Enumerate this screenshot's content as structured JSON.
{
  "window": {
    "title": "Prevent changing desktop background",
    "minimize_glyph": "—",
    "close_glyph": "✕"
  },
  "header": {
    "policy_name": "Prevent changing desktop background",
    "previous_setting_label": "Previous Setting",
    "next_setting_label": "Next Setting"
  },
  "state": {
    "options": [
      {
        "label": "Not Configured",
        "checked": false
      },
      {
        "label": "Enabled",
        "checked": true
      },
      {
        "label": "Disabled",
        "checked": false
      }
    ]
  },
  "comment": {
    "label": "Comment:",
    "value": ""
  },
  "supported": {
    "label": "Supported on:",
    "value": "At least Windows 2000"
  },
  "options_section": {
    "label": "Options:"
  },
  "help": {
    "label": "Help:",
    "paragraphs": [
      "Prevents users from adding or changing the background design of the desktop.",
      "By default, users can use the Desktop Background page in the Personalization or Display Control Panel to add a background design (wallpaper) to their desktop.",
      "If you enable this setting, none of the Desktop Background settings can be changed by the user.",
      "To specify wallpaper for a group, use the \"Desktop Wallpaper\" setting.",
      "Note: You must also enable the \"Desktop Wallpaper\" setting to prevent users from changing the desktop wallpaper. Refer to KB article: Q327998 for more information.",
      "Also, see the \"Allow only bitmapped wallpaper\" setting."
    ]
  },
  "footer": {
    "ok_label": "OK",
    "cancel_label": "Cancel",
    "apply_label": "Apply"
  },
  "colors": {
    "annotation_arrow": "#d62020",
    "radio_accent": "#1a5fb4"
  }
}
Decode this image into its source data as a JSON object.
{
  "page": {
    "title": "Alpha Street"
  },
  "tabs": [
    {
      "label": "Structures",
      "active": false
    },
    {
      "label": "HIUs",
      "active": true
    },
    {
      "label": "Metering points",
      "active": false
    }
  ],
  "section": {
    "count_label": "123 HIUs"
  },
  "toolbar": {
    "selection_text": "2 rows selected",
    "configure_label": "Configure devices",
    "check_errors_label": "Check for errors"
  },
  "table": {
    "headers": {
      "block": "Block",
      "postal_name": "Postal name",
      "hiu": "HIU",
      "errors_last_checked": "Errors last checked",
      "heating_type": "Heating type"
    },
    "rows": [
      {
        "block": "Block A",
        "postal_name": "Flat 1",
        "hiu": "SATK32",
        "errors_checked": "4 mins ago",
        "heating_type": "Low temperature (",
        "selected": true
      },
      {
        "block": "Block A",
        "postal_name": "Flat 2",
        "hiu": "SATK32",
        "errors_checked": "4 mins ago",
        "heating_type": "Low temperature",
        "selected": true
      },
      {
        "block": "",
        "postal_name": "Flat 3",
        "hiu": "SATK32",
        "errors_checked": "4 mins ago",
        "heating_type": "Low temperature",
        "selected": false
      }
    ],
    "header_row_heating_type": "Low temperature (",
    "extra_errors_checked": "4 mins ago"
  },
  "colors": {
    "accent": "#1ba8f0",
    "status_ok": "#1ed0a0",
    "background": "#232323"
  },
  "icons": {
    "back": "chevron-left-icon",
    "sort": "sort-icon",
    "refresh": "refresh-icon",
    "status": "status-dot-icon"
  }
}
• • • • •
* Goal
Write out each line of the data that holds the string "changing".

* Answer to the task
    "title": "Prevent changing desktop background",
    "policy_name": "Prevent changing desktop background",
      "Prevents users from adding or changing the background design of the desktop.",
      "Note: You must also enable the \"Desktop Wallpaper\" setting to prevent users from changing the desktop wallpaper. Refer to KB article: Q327998 for more information.",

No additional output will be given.